▸ **Set problem**
Restate the records in their entirety, word for word.

** BEGIN Material supplied **

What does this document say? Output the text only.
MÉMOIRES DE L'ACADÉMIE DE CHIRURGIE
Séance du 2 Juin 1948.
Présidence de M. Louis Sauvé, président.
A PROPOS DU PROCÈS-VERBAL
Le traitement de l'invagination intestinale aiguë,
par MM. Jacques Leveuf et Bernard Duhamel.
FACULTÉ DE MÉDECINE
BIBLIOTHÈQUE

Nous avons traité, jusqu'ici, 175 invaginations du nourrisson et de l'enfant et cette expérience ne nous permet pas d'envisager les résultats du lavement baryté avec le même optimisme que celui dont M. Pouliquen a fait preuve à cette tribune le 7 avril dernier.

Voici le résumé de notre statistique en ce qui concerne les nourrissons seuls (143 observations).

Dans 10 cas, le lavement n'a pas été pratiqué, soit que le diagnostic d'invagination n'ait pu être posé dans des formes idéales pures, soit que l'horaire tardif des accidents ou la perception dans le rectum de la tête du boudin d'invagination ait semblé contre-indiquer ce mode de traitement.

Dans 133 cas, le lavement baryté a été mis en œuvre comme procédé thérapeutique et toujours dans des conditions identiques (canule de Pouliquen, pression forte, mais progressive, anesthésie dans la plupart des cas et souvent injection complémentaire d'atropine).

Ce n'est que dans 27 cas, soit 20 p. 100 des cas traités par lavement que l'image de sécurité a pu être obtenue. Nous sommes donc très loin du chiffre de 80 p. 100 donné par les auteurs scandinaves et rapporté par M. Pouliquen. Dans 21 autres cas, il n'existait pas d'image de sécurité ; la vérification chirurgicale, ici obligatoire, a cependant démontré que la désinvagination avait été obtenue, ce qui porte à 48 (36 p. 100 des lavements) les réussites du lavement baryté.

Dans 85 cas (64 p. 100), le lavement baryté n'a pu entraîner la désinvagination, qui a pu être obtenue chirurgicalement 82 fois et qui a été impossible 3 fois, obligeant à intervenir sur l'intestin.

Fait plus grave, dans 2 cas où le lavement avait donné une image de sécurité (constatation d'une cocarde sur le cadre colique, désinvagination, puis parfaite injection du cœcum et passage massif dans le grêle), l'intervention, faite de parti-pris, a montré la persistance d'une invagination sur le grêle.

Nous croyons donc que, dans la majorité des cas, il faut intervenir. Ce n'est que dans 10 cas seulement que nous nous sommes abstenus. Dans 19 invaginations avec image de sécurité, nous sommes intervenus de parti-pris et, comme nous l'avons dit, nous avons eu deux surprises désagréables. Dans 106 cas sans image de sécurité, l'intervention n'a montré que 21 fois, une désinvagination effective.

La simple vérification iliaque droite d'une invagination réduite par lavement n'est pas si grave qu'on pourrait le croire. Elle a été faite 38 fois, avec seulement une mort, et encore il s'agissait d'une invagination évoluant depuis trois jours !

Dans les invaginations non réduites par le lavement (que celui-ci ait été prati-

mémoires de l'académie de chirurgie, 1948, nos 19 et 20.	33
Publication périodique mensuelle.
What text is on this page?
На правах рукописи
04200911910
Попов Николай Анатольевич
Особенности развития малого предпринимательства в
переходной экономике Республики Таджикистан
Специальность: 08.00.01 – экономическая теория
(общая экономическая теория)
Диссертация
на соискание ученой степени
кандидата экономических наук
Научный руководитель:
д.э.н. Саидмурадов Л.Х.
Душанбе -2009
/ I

** END Material supplied **

▸ **Exercise output**
What does this document say? Output the text only.
MÉMOIRES DE L'ACADÉMIE DE CHIRURGIE
Séance du 2 Juin 1948.
Présidence de M. Louis Sauvé, président.
A PROPOS DU PROCÈS-VERBAL
Le traitement de l'invagination intestinale aiguë,
par MM. Jacques Leveuf et Bernard Duhamel.
FACULTÉ DE MÉDECINE
BIBLIOTHÈQUE

Nous avons traité, jusqu'ici, 175 invaginations du nourrisson et de l'enfant et cette expérience ne nous permet pas d'envisager les résultats du lavement baryté avec le même optimisme que celui dont M. Pouliquen a fait preuve à cette tribune le 7 avril dernier.

Voici le résumé de notre statistique en ce qui concerne les nourrissons seuls (143 observations).

Dans 10 cas, le lavement n'a pas été pratiqué, soit que le diagnostic d'invagination n'ait pu être posé dans des formes idéales pures, soit que l'horaire tardif des accidents ou la perception dans le rectum de la tête du boudin d'invagination ait semblé contre-indiquer ce mode de traitement.

Dans 133 cas, le lavement baryté a été mis en œuvre comme procédé thérapeutique et toujours dans des conditions identiques (canule de Pouliquen, pression forte, mais progressive, anesthésie dans la plupart des cas et souvent injection complémentaire d'atropine).

Ce n'est que dans 27 cas, soit 20 p. 100 des cas traités par lavement que l'image de sécurité a pu être obtenue. Nous sommes donc très loin du chiffre de 80 p. 100 donné par les auteurs scandinaves et rapporté par M. Pouliquen. Dans 21 autres cas, il n'existait pas d'image de sécurité ; la vérification chirurgicale, ici obligatoire, a cependant démontré que la désinvagination avait été obtenue, ce qui porte à 48 (36 p. 100 des lavements) les réussites du lavement baryté.

Dans 85 cas (64 p. 100), le lavement baryté n'a pu entraîner la désinvagination, qui a pu être obtenue chirurgicalement 82 fois et qui a été impossible 3 fois, obligeant à intervenir sur l'intestin.

Fait plus grave, dans 2 cas où le lavement avait donné une image de sécurité (constatation d'une cocarde sur le cadre colique, désinvagination, puis parfaite injection du cœcum et passage massif dans le grêle), l'intervention, faite de parti-pris, a montré la persistance d'une invagination sur le grêle.

Nous croyons donc que, dans la majorité des cas, il faut intervenir. Ce n'est que dans 10 cas seulement que nous nous sommes abstenus. Dans 19 invaginations avec image de sécurité, nous sommes intervenus de parti-pris et, comme nous l'avons dit, nous avons eu deux surprises désagréables. Dans 106 cas sans image de sécurité, l'intervention n'a montré que 21 fois, une désinvagination effective.

La simple vérification iliaque droite d'une invagination réduite par lavement n'est pas si grave qu'on pourrait le croire. Elle a été faite 38 fois, avec seulement une mort, et encore il s'agissait d'une invagination évoluant depuis trois jours !

Dans les invaginations non réduites par le lavement (que celui-ci ait été prati-

mémoires de l'académie de chirurgie, 1948, nos 19 et 20.	33
Publication périodique mensuelle.
What text is on this page?
На правах рукописи
04200911910
Попов Николай Анатольевич
Особенности развития малого предпринимательства в
переходной экономике Республики Таджикистан
Специальность: 08.00.01 – экономическая теория
(общая экономическая теория)
Диссертация
на соискание ученой степени
кандидата экономических наук
Научный руководитель:
д.э.н. Саидмурадов Л.Х.
Душанбе -2009
/ I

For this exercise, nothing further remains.